Below are records to transcribe exactly, without their pictures.

##### INPUT MATERIAL

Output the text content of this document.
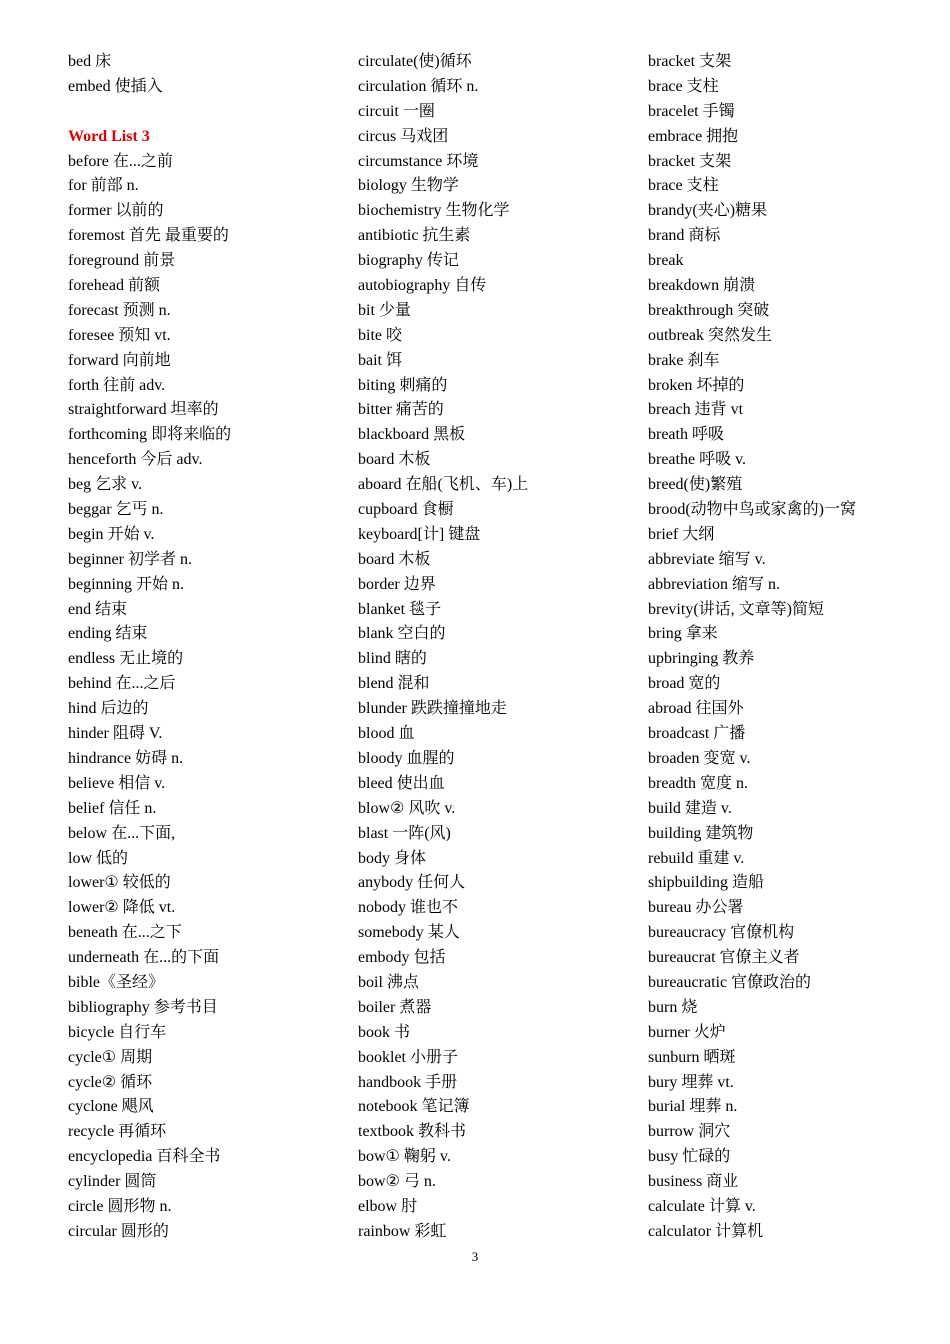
bed 床
embed 使插入
Word List 3
before 在...之前
for 前部 n.
former 以前的
foremost 首先 最重要的
foreground 前景
forehead 前额
forecast 预测 n.
foresee 预知 vt.
forward 向前地
forth 往前 adv.
straightforward 坦率的
forthcoming 即将来临的
henceforth 今后 adv.
beg 乞求 v.
beggar 乞丐 n.
begin 开始 v.
beginner 初学者 n.
beginning 开始 n.
end 结束
ending 结束
endless 无止境的
behind 在...之后
hind 后边的
hinder 阻碍 V.
hindrance 妨碍 n.
believe 相信 v.
belief 信任 n.
below 在...下面,
low 低的
lower① 较低的
lower② 降低 vt.
beneath 在...之下
underneath 在...的下面
bible《圣经》
bibliography 参考书目
bicycle 自行车
cycle① 周期
cycle② 循环
cyclone 飓风
recycle 再循环
encyclopedia 百科全书
cylinder 圆筒
circle 圆形物 n.
circular 圆形的
circulate(使)循环
circulation 循环 n.
circuit 一圈
circus 马戏团
circumstance 环境
biology 生物学
biochemistry 生物化学
antibiotic 抗生素
biography 传记
autobiography 自传
bit 少量
bite 咬
bait 饵
biting 刺痛的
bitter 痛苦的
blackboard 黑板
board 木板
aboard 在船(飞机、车)上
cupboard 食橱
keyboard[计] 键盘
board 木板
border 边界
blanket 毯子
blank 空白的
blind 瞎的
blend 混和
blunder 跌跌撞撞地走
blood 血
bloody 血腥的
bleed 使出血
blow② 风吹 v.
blast 一阵(风)
body 身体
anybody 任何人
nobody 谁也不
somebody 某人
embody 包括
boil 沸点
boiler 煮器
book 书
booklet 小册子
handbook 手册
notebook 笔记簿
textbook 教科书
bow① 鞠躬 v.
bow② 弓 n.
elbow 肘
rainbow 彩虹
bracket 支架
brace 支柱
bracelet 手镯
embrace 拥抱
bracket 支架
brace 支柱
brandy(夹心)糖果
brand 商标
break
breakdown 崩溃
breakthrough 突破
outbreak 突然发生
brake 刹车
broken 坏掉的
breach 违背 vt
breath 呼吸
breathe 呼吸 v.
breed(使)繁殖
brood(动物中鸟或家禽的)一窝
brief 大纲
abbreviate 缩写 v.
abbreviation 缩写 n.
brevity(讲话, 文章等)简短
bring 拿来
upbringing 教养
broad 宽的
abroad 往国外
broadcast 广播
broaden 变宽 v.
breadth 宽度 n.
build 建造 v.
building 建筑物
rebuild 重建 v.
shipbuilding 造船
bureau 办公署
bureaucracy 官僚机构
bureaucrat 官僚主义者
bureaucratic 官僚政治的
burn 烧
burner 火炉
sunburn 晒斑
bury 埋葬 vt.
burial 埋葬 n.
burrow 洞穴
busy 忙碌的
business 商业
calculate 计算 v.
calculator 计算机
3
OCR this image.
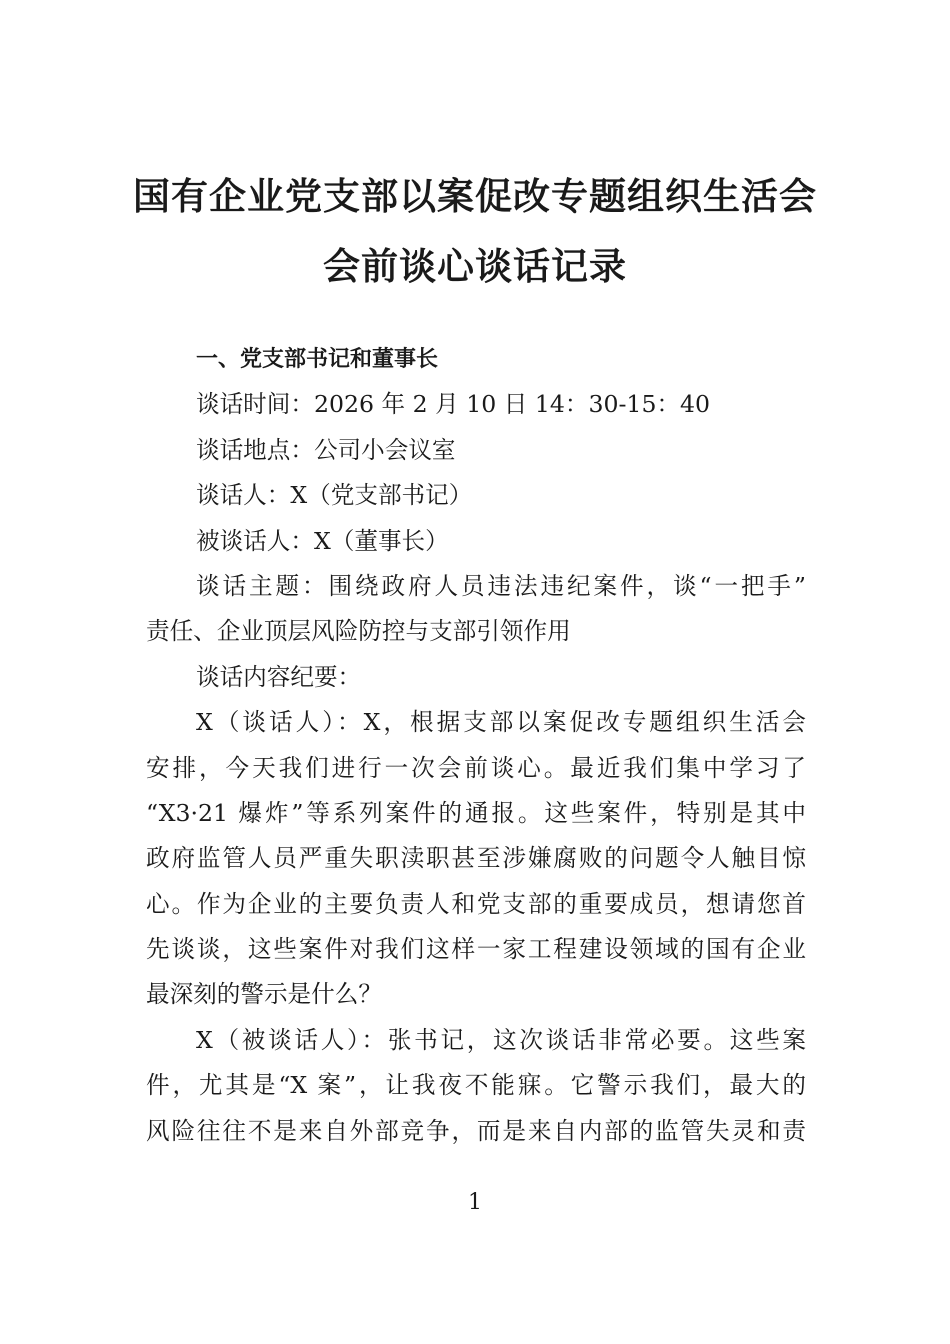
国有企业党支部以案促改专题组织生活会
会前谈心谈话记录
一、党支部书记和董事长
谈话时间：2026 年 2 月 10 日 14：30-15：40
谈话地点：公司小会议室
谈话人：X（党支部书记）
被谈话人：X（董事长）
谈话主题：围绕政府人员违法违纪案件，谈“一把手”
责任、企业顶层风险防控与支部引领作用
谈话内容纪要：
X（谈话人）：X，根据支部以案促改专题组织生活会
安排，今天我们进行一次会前谈心。最近我们集中学习了
“X3·21 爆炸”等系列案件的通报。这些案件，特别是其中
政府监管人员严重失职渎职甚至涉嫌腐败的问题令人触目惊
心。作为企业的主要负责人和党支部的重要成员，想请您首
先谈谈，这些案件对我们这样一家工程建设领域的国有企业
最深刻的警示是什么？
X（被谈话人）：张书记，这次谈话非常必要。这些案
件，尤其是“X 案”，让我夜不能寐。它警示我们，最大的
风险往往不是来自外部竞争，而是来自内部的监管失灵和责
1
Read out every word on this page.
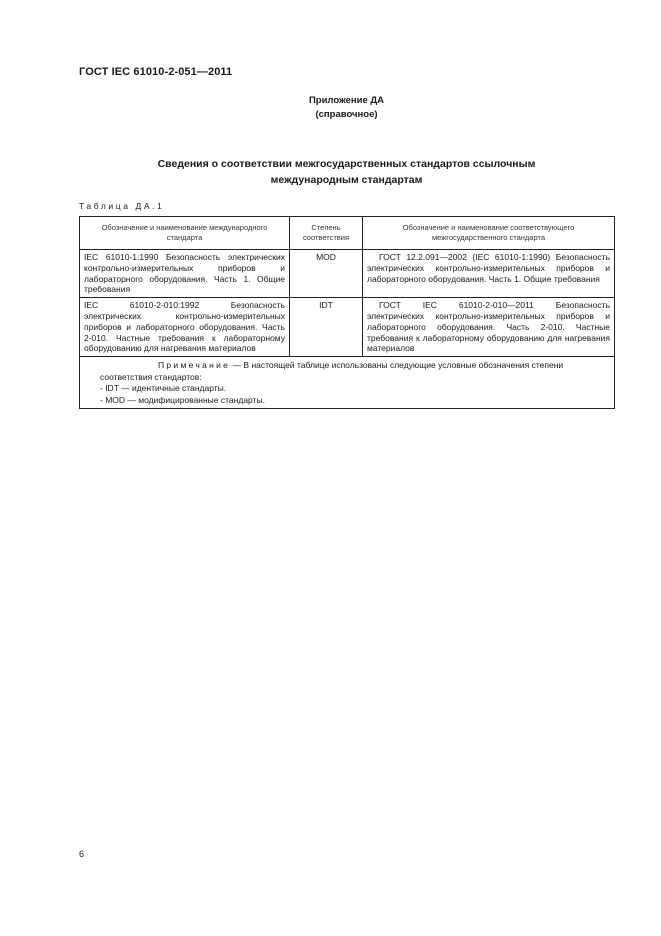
ГОСТ IEC 61010-2-051—2011
Приложение ДА
(справочное)
Сведения о соответствии межгосударственных стандартов ссылочным
международным стандартам
Таблица ДА.1
Обозначение и наименование международного стандарта	Степень соответствия	Обозначение и наименование соответствующего межгосударственного стандарта
IEC 61010-1:1990 Безопасность электрических контрольно-измерительных приборов и лабораторного оборудования. Часть 1. Общие требования	MOD	ГОСТ 12.2.091—2002 (IEC 61010-1:1990) Безопасность электрических контрольно-измерительных приборов и лабораторного оборудования. Часть 1. Общие требования
IEC 61010-2-010:1992 Безопасность электрических контрольно-измерительных приборов и лабораторного оборудования. Часть 2-010. Частные требования к лабораторному оборудованию для нагревания материалов	IDT	ГОСТ IEC 61010-2-010—2011 Безопасность электрических контрольно-измерительных приборов и лабораторного оборудования. Часть 2-010. Частные требования к лабораторному оборудованию для нагревания материалов

Примечание — В настоящей таблице использованы следующие условные обозначения степени соответствия стандартов:
- IDT — идентичные стандарты.
- MOD — модифицированные стандарты.		
6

##########

__WRITTEN RESPONSE__.
Output the text content of this document.
bed 床
embed 使插入
Word List 3
before 在...之前
for 前部 n.
former 以前的
foremost 首先 最重要的
foreground 前景
forehead 前额
forecast 预测 n.
foresee 预知 vt.
forward 向前地
forth 往前 adv.
straightforward 坦率的
forthcoming 即将来临的
henceforth 今后 adv.
beg 乞求 v.
beggar 乞丐 n.
begin 开始 v.
beginner 初学者 n.
beginning 开始 n.
end 结束
ending 结束
endless 无止境的
behind 在...之后
hind 后边的
hinder 阻碍 V.
hindrance 妨碍 n.
believe 相信 v.
belief 信任 n.
below 在...下面,
low 低的
lower① 较低的
lower② 降低 vt.
beneath 在...之下
underneath 在...的下面
bible《圣经》
bibliography 参考书目
bicycle 自行车
cycle① 周期
cycle② 循环
cyclone 飓风
recycle 再循环
encyclopedia 百科全书
cylinder 圆筒
circle 圆形物 n.
circular 圆形的
circulate(使)循环
circulation 循环 n.
circuit 一圈
circus 马戏团
circumstance 环境
biology 生物学
biochemistry 生物化学
antibiotic 抗生素
biography 传记
autobiography 自传
bit 少量
bite 咬
bait 饵
biting 刺痛的
bitter 痛苦的
blackboard 黑板
board 木板
aboard 在船(飞机、车)上
cupboard 食橱
keyboard[计] 键盘
board 木板
border 边界
blanket 毯子
blank 空白的
blind 瞎的
blend 混和
blunder 跌跌撞撞地走
blood 血
bloody 血腥的
bleed 使出血
blow② 风吹 v.
blast 一阵(风)
body 身体
anybody 任何人
nobody 谁也不
somebody 某人
embody 包括
boil 沸点
boiler 煮器
book 书
booklet 小册子
handbook 手册
notebook 笔记簿
textbook 教科书
bow① 鞠躬 v.
bow② 弓 n.
elbow 肘
rainbow 彩虹
bracket 支架
brace 支柱
bracelet 手镯
embrace 拥抱
bracket 支架
brace 支柱
brandy(夹心)糖果
brand 商标
break
breakdown 崩溃
breakthrough 突破
outbreak 突然发生
brake 刹车
broken 坏掉的
breach 违背 vt
breath 呼吸
breathe 呼吸 v.
breed(使)繁殖
brood(动物中鸟或家禽的)一窝
brief 大纲
abbreviate 缩写 v.
abbreviation 缩写 n.
brevity(讲话, 文章等)简短
bring 拿来
upbringing 教养
broad 宽的
abroad 往国外
broadcast 广播
broaden 变宽 v.
breadth 宽度 n.
build 建造 v.
building 建筑物
rebuild 重建 v.
shipbuilding 造船
bureau 办公署
bureaucracy 官僚机构
bureaucrat 官僚主义者
bureaucratic 官僚政治的
burn 烧
burner 火炉
sunburn 晒斑
bury 埋葬 vt.
burial 埋葬 n.
burrow 洞穴
busy 忙碌的
business 商业
calculate 计算 v.
calculator 计算机
3
OCR this image.
国有企业党支部以案促改专题组织生活会
会前谈心谈话记录
一、党支部书记和董事长
谈话时间：2026 年 2 月 10 日 14：30-15：40
谈话地点：公司小会议室
谈话人：X（党支部书记）
被谈话人：X（董事长）
谈话主题：围绕政府人员违法违纪案件，谈“一把手”
责任、企业顶层风险防控与支部引领作用
谈话内容纪要：
X（谈话人）：X，根据支部以案促改专题组织生活会
安排，今天我们进行一次会前谈心。最近我们集中学习了
“X3·21 爆炸”等系列案件的通报。这些案件，特别是其中
政府监管人员严重失职渎职甚至涉嫌腐败的问题令人触目惊
心。作为企业的主要负责人和党支部的重要成员，想请您首
先谈谈，这些案件对我们这样一家工程建设领域的国有企业
最深刻的警示是什么？
X（被谈话人）：张书记，这次谈话非常必要。这些案
件，尤其是“X 案”，让我夜不能寐。它警示我们，最大的
风险往往不是来自外部竞争，而是来自内部的监管失灵和责
1
Read out every word on this page.
ГОСТ IEC 61010-2-051—2011
Приложение ДА
(справочное)
Сведения о соответствии межгосударственных стандартов ссылочным
международным стандартам
Таблица ДА.1
Обозначение и наименование международного стандарта	Степень соответствия	Обозначение и наименование соответствующего межгосударственного стандарта
IEC 61010-1:1990 Безопасность электрических контрольно-измерительных приборов и лабораторного оборудования. Часть 1. Общие требования	MOD	ГОСТ 12.2.091—2002 (IEC 61010-1:1990) Безопасность электрических контрольно-измерительных приборов и лабораторного оборудования. Часть 1. Общие требования
IEC 61010-2-010:1992 Безопасность электрических контрольно-измерительных приборов и лабораторного оборудования. Часть 2-010. Частные требования к лабораторному оборудованию для нагревания материалов	IDT	ГОСТ IEC 61010-2-010—2011 Безопасность электрических контрольно-измерительных приборов и лабораторного оборудования. Часть 2-010. Частные требования к лабораторному оборудованию для нагревания материалов

Примечание — В настоящей таблице использованы следующие условные обозначения степени соответствия стандартов:
- IDT — идентичные стандарты.
- MOD — модифицированные стандарты.		
6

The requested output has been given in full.